GIVEN TEXT ▸
Consider 996 observations:
- percent log returns including dividend payments
    - $r_{1t}$ = IBM stock 
    - $r_{2t}$ = S&P 500 index 
- monthly Jan 1926 to Dec 2008 
- $r_t = (r_{1t},r_{2t})'$ is a **bivariate time series**
- $r_t$ is shown in a a timeplot in fig 8.1
- $r_{1t},r_{2t}$ are shown in scatterplots in fig 8.2
    - shows that $r_{1t},r_{2t}$ the two return series are **concurrently correlated**. 
    - the **sample concurrent correlation coefficient** [$\bar{\rho}_{12} =. 0.65$] between the two returns is statistically significant at the 5% level. 
    - the **cross correlations at lag 1** are weak if any.
- Table 8.1 provides 
    - summary statistics 
    - cross-correlation matrices (**CCM**) of $r_{1t},r_{2t}$ the two series [at lagged times]. 
        - For a **bivariate** series, each CCM is a 2 × 2 matrix with 4 correlations. 
        - **Tiao and Box**'s (1981) simplified CCM notation defines a cross-correlation matrix  with “+”, “−”, and “.”:
            1. (+) denotes a correlation coefficient $\bar{\rho}_{ij} ≥ \frac{2}{\sqrt{T}}$
            2. (-) denotes a correlation coefficient $\bar{\rho}_{ij} ≤ -\frac{2}{\sqrt{T}}$
            3. (.) denotes a correlation coefficient $-\frac{2}{\sqrt{T}} > \bar{\rho}_{ij} > \frac{2}{\sqrt{T}}$
        - $\frac{1}{T}$ = the **asymptotic** 5% critical value of the **sample** correlation under the **assumption** that $r_t$ is a white noise series. [Why do Tiao and Box use $\frac{2}{T}$?]
    - Table 8.1(c) shows simplified CCM for IBM stock and S&P 500 index monthly log returns
        - significant cross correlations at the approximate 5% level appear mainly at lags 1 and 3.  [The only CCM elements ≥ 0.10 are at lag 1 and 3.]
        - sample CCMs at these two lags indicates that:   
            (a) S&P 500 index returns have marginal [marginal means weak here?] autocorrelations at lags 1, 2, 3, and 5. [I see + or - in the (2,2) at lags 1, 3, 5, but not at lag 2?]     
            (b) IBM stock returns depend weakly on the previous returns of the S&P 500 index. [Columns lead rows; rows depend on columns: 2nd column is SP500 leading 1st row IBM; 1st row IBM depending on 2nd column SP500] See significant cross correlations in the (1,2)th element of lag-1, lag-2 and lag-5 CCMs.

THINGS TO DO ▸
(a) Arrange the records from the line with "Patent image size: (855, 726)." through the line with "The rim member 32 is at (277, 94)." as a Markdown table with columns Row and Line, omitting blank lines.
(b) Pick up the notes on IBM and S&P 500 monthly returns after their final sentence and continue them.

Records in a dataset:
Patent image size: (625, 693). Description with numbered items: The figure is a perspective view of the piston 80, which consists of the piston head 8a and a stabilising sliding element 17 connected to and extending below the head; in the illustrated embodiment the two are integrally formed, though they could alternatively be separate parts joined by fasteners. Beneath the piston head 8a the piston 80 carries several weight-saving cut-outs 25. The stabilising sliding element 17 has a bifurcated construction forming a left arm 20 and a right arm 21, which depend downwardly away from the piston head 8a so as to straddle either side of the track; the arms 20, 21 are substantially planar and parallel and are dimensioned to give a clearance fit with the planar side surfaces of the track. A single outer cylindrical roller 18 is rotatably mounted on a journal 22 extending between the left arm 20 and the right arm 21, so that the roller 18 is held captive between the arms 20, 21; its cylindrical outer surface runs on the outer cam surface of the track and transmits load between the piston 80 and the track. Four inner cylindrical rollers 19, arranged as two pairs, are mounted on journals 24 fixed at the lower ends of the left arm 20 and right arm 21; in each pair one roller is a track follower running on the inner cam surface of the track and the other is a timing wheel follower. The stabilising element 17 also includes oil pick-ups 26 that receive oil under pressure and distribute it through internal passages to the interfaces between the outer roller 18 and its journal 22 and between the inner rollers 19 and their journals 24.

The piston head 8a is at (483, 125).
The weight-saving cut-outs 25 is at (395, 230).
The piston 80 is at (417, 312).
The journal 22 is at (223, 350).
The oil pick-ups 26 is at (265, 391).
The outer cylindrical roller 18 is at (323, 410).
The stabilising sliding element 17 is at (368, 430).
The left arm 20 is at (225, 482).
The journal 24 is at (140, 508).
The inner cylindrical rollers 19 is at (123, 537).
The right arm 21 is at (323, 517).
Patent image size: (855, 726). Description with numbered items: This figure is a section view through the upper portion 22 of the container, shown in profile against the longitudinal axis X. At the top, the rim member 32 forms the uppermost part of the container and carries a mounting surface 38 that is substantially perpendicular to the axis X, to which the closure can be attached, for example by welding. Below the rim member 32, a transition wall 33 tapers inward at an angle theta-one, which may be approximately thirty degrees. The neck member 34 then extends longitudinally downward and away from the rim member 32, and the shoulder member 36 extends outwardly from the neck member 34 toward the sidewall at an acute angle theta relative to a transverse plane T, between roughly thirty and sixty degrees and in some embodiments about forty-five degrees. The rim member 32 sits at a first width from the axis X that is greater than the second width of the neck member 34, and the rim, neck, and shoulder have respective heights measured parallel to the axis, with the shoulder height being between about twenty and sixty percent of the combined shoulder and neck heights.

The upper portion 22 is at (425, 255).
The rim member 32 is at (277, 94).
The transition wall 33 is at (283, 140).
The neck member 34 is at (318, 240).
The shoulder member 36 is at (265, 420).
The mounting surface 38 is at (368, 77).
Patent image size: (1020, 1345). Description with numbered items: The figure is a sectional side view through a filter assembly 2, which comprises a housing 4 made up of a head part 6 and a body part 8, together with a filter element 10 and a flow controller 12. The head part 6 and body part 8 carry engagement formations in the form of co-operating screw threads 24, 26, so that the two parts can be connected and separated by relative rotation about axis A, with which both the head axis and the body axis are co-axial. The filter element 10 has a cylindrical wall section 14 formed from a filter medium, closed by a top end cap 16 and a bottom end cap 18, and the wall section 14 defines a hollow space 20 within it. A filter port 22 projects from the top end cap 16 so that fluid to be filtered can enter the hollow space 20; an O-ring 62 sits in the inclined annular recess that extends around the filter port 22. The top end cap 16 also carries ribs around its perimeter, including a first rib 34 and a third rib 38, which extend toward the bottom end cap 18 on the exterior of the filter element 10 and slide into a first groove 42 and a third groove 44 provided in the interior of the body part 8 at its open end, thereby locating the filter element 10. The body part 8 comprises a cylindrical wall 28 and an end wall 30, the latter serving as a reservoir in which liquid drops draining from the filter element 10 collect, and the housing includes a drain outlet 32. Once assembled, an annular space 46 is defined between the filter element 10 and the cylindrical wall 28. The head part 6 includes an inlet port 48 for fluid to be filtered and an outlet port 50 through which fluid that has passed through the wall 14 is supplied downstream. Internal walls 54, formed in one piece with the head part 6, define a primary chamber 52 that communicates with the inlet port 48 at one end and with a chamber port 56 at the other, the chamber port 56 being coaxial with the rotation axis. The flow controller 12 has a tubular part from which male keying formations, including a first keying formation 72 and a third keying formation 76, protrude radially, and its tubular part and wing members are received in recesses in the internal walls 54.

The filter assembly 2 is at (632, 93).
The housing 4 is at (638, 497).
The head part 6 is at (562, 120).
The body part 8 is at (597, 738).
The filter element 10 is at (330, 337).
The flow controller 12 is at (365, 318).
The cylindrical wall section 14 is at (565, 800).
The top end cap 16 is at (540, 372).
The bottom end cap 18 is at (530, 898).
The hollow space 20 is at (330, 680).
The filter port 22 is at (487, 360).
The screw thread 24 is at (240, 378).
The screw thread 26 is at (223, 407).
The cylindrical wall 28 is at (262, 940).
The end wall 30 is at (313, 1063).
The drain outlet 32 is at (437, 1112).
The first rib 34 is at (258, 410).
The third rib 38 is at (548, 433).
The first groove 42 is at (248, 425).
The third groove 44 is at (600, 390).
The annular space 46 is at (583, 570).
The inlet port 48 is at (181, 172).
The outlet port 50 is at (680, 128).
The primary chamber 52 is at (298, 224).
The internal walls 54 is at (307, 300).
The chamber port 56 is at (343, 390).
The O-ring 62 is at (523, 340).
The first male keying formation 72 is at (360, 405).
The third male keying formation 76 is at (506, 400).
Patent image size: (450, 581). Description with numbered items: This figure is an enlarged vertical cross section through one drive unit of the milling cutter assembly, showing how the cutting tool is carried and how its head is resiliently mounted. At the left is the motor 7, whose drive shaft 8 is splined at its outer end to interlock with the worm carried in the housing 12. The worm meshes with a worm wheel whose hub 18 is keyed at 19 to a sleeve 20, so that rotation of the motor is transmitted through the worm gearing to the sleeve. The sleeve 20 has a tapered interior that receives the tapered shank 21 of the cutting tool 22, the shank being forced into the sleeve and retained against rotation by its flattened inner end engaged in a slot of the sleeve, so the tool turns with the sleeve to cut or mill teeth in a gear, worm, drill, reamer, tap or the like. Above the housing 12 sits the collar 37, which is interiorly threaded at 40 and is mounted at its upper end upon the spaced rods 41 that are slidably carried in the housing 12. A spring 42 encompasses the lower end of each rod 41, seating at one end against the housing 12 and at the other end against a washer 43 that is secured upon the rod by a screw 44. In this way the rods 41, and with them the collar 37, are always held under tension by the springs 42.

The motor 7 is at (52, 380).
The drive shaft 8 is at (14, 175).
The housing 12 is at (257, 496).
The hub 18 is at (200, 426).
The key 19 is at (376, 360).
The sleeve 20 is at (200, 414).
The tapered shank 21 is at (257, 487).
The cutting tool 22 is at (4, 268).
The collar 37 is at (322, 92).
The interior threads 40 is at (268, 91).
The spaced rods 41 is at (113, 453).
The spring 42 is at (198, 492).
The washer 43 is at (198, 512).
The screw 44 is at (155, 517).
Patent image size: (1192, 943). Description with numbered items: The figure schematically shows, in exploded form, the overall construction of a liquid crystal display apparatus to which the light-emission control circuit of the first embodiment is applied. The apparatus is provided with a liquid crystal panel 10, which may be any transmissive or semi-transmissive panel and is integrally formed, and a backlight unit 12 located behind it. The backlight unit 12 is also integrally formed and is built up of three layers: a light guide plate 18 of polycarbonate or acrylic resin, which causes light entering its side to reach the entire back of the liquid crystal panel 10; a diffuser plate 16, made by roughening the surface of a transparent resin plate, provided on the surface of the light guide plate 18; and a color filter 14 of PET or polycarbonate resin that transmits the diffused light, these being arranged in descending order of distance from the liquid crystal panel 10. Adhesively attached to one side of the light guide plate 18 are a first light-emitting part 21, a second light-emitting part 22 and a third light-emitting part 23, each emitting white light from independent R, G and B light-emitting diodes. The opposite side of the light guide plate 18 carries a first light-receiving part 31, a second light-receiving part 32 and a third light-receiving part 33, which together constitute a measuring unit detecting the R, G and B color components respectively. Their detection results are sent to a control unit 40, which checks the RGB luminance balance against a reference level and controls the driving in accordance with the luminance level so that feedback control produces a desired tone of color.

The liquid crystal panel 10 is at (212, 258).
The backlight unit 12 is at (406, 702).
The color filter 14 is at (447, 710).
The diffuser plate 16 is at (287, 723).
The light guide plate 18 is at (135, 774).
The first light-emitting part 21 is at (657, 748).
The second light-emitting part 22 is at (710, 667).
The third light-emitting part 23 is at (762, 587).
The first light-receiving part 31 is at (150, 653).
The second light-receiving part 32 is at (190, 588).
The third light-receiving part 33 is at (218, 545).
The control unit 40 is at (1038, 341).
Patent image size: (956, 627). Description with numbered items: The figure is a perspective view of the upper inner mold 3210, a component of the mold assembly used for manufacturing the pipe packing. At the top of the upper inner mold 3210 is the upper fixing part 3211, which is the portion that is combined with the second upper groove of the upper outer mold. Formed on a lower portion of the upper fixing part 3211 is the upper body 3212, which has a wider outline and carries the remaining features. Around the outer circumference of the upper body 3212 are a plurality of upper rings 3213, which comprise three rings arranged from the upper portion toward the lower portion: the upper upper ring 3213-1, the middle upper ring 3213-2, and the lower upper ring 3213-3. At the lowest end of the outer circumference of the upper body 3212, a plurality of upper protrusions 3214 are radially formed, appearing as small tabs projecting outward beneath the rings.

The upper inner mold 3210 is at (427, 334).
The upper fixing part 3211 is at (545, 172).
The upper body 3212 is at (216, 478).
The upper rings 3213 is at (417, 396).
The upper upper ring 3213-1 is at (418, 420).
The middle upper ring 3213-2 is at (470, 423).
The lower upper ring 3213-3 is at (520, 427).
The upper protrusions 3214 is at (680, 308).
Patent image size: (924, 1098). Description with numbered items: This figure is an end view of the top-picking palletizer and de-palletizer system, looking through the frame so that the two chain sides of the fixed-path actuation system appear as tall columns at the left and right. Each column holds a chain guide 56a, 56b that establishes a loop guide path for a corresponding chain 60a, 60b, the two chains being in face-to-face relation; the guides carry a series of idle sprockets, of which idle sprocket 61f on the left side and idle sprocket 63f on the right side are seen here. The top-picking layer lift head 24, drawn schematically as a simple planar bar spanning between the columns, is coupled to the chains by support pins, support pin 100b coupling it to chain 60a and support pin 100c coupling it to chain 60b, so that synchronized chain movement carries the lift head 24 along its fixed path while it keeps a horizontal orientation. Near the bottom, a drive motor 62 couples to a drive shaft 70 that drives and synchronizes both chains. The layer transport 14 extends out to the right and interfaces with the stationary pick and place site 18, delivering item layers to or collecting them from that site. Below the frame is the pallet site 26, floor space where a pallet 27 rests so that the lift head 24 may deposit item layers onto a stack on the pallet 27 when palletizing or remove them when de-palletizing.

PER-TASK ANSWERS ▸
(a)
| Row | Line |
|---|---|
| 1 | Patent image size: (855, 726). Description with numbered items: This figure is a section view through the upper portion 22 of the container, shown in profile against the longitudinal axis X. At the top, the rim member 32 forms the uppermost part of the container and carries a mounting surface 38 that is substantially perpendicular to the axis X, to which the closure can be attached, for example by welding. Below the rim member 32, a transition wall 33 tapers inward at an angle theta-one, which may be approximately thirty degrees. The neck member 34 then extends longitudinally downward and away from the rim member 32, and the shoulder member 36 extends outwardly from the neck member 34 toward the sidewall at an acute angle theta relative to a transverse plane T, between roughly thirty and sixty degrees and in some embodiments about forty-five degrees. The rim member 32 sits at a first width from the axis X that is greater than the second width of the neck member 34, and the rim, neck, and shoulder have respective heights measured parallel to the axis, with the shoulder height being between about twenty and sixty percent of the combined shoulder and neck heights. |
| 2 | The upper portion 22 is at (425, 255). |
| 3 | The rim member 32 is at (277, 94). |

(b)
            (c) [SP 500 index returns do not depend on IBM returns at any lag; thus it is a **unidirectional relationship** with SP500 leading.]    


![image.png](attachment:image.png)

Figure 8.3 shows the sample autocorrelations [UL and LR] and cross correlations [UR and LL] of the two series $r_{1t},r_{2t}$. 
- UL plot shows IBM stock returns sample ACF
- UR plot shows IBM stock returns dependence on S&P 500 index lagged returns. 
- Dashed lines represent asymptotic two standard error limits for sample auto- and cross-correlation coefficients. 
- Dynamic relationship is weak between the two return series, but their contemporaneous correlation is statistically significant.  [Where is contemporaneous correlation shown?]


![image-4.png](attachment:image-4.png)

Figure 8.3 Sample auto- and cross-correlation functions (CCF) of two monthly log return series: (a) sample ACF of IBM stock returns, (b) cross-correlations between S&P 500 index and lagged IBM stock returns (lower left), (c) cross correlations between IBM stock and lagged S&P 500 index returns, and (d) sample ACF of S&P 500 index returns. Dashed lines denote 95% limits.